[Stored items]
────────────────────────────────────────
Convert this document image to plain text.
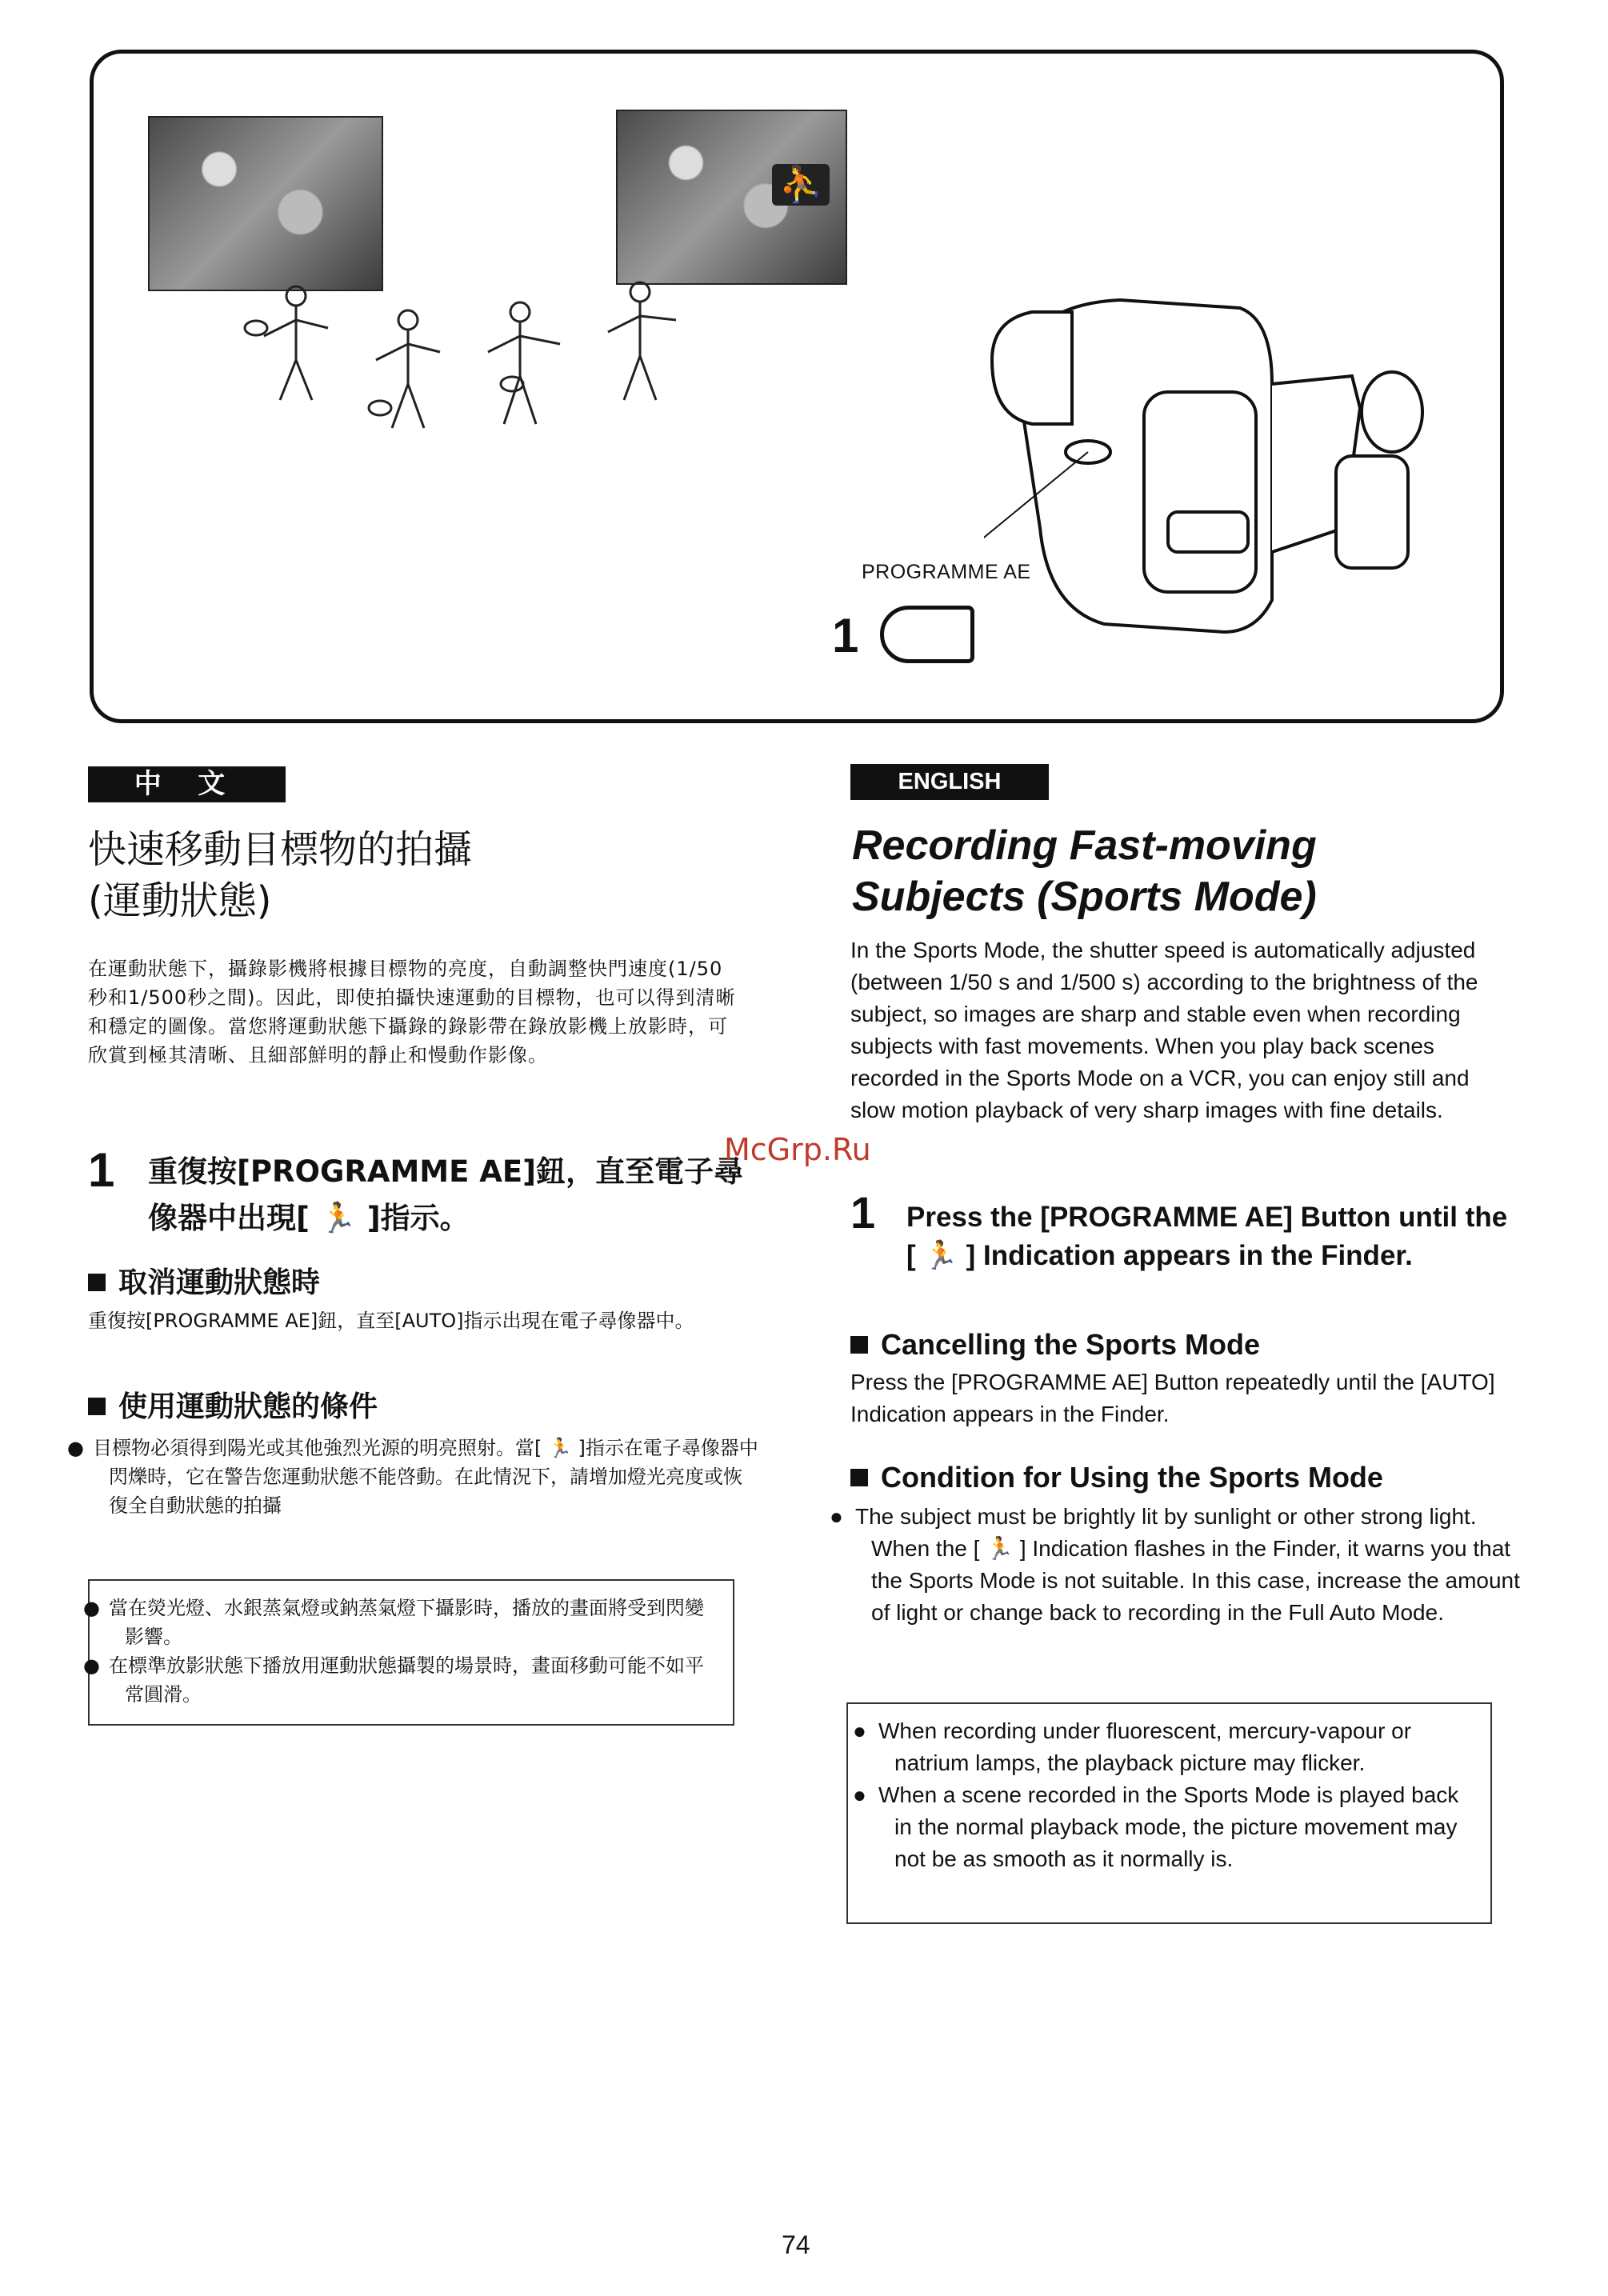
⛹
PROGRAMME AE
1
中 文
快速移動目標物的拍攝
(運動狀態)
在運動狀態下，攝錄影機將根據目標物的亮度，自動調整快門速度(1/50秒和1/500秒之間)。因此，即使拍攝快速運動的目標物，也可以得到清晰和穩定的圖像。當您將運動狀態下攝錄的錄影帶在錄放影機上放影時，可欣賞到極其清晰、且細部鮮明的靜止和慢動作影像。
1 重復按[PROGRAMME AE]鈕，直至電子尋像器中出現[ 🏃 ]指示。
取消運動狀態時
重復按[PROGRAMME AE]鈕，直至[AUTO]指示出現在電子尋像器中。
使用運動狀態的條件
● 目標物必須得到陽光或其他強烈光源的明亮照射。當[ 🏃 ]指示在電子尋像器中閃爍時，它在警告您運動狀態不能啓動。在此情況下，請增加燈光亮度或恢復全自動狀態的拍攝
● 當在熒光燈、水銀蒸氣燈或鈉蒸氣燈下攝影時，播放的畫面將受到閃變影響。
● 在標準放影狀態下播放用運動狀態攝製的場景時，畫面移動可能不如平常圓滑。
ENGLISH
Recording Fast-moving
Subjects (Sports Mode)
In the Sports Mode, the shutter speed is automatically adjusted (between 1/50 s and 1/500 s) according to the brightness of the subject, so images are sharp and stable even when recording subjects with fast movements. When you play back scenes recorded in the Sports Mode on a VCR, you can enjoy still and slow motion playback of very sharp images with fine details.
1 Press the [PROGRAMME AE] Button until the [ 🏃 ] Indication appears in the Finder.
Cancelling the Sports Mode
Press the [PROGRAMME AE] Button repeatedly until the [AUTO] Indication appears in the Finder.
Condition for Using the Sports Mode
● The subject must be brightly lit by sunlight or other strong light. When the [ 🏃 ] Indication flashes in the Finder, it warns you that the Sports Mode is not suitable. In this case, increase the amount of light or change back to recording in the Full Auto Mode.
● When recording under fluorescent, mercury-vapour or natrium lamps, the playback picture may flicker.
● When a scene recorded in the Sports Mode is played back in the normal playback mode, the picture movement may not be as smooth as it normally is.
McGrp.Ru
74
────────────────────────────────────────
Repeat the material above in full and exactly, omitting the pictures.

• **SOLUTION FOR THIS EXERCISE**:
Convert this document image to plain text.
⛹
PROGRAMME AE
1
中 文
快速移動目標物的拍攝
(運動狀態)
在運動狀態下，攝錄影機將根據目標物的亮度，自動調整快門速度(1/50秒和1/500秒之間)。因此，即使拍攝快速運動的目標物，也可以得到清晰和穩定的圖像。當您將運動狀態下攝錄的錄影帶在錄放影機上放影時，可欣賞到極其清晰、且細部鮮明的靜止和慢動作影像。
1 重復按[PROGRAMME AE]鈕，直至電子尋像器中出現[ 🏃 ]指示。
取消運動狀態時
重復按[PROGRAMME AE]鈕，直至[AUTO]指示出現在電子尋像器中。
使用運動狀態的條件
● 目標物必須得到陽光或其他強烈光源的明亮照射。當[ 🏃 ]指示在電子尋像器中閃爍時，它在警告您運動狀態不能啓動。在此情況下，請增加燈光亮度或恢復全自動狀態的拍攝
● 當在熒光燈、水銀蒸氣燈或鈉蒸氣燈下攝影時，播放的畫面將受到閃變影響。
● 在標準放影狀態下播放用運動狀態攝製的場景時，畫面移動可能不如平常圓滑。
ENGLISH
Recording Fast-moving
Subjects (Sports Mode)
In the Sports Mode, the shutter speed is automatically adjusted (between 1/50 s and 1/500 s) according to the brightness of the subject, so images are sharp and stable even when recording subjects with fast movements. When you play back scenes recorded in the Sports Mode on a VCR, you can enjoy still and slow motion playback of very sharp images with fine details.
1 Press the [PROGRAMME AE] Button until the [ 🏃 ] Indication appears in the Finder.
Cancelling the Sports Mode
Press the [PROGRAMME AE] Button repeatedly until the [AUTO] Indication appears in the Finder.
Condition for Using the Sports Mode
● The subject must be brightly lit by sunlight or other strong light. When the [ 🏃 ] Indication flashes in the Finder, it warns you that the Sports Mode is not suitable. In this case, increase the amount of light or change back to recording in the Full Auto Mode.
● When recording under fluorescent, mercury-vapour or natrium lamps, the playback picture may flicker.
● When a scene recorded in the Sports Mode is played back in the normal playback mode, the picture movement may not be as smooth as it normally is.
McGrp.Ru
74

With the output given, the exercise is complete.